§ **Dataset items**

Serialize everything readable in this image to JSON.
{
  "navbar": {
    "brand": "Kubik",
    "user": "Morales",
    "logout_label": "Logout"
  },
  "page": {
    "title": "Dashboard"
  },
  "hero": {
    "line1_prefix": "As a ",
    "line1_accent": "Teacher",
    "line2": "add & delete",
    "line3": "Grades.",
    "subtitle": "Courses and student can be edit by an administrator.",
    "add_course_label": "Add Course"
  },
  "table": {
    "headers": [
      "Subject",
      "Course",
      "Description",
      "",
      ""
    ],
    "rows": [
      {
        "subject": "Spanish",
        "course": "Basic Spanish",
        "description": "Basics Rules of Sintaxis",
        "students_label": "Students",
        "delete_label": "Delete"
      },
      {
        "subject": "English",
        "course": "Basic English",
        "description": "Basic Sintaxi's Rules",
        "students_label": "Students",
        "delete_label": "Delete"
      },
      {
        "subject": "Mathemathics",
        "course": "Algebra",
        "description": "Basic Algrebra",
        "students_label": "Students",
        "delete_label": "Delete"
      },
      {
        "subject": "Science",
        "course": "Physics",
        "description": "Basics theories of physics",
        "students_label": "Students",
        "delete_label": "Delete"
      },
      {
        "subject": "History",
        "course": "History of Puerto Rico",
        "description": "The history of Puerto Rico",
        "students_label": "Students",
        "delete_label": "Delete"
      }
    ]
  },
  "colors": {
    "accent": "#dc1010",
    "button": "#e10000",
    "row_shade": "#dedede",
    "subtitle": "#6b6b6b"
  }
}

§ **TASK GOAL**
Gather all lines from the listing above in which "Basics" occurs.

§ **EXERCISE RESPONSE**
        "description": "Basics Rules of Sintaxis",
        "description": "Basics theories of physics",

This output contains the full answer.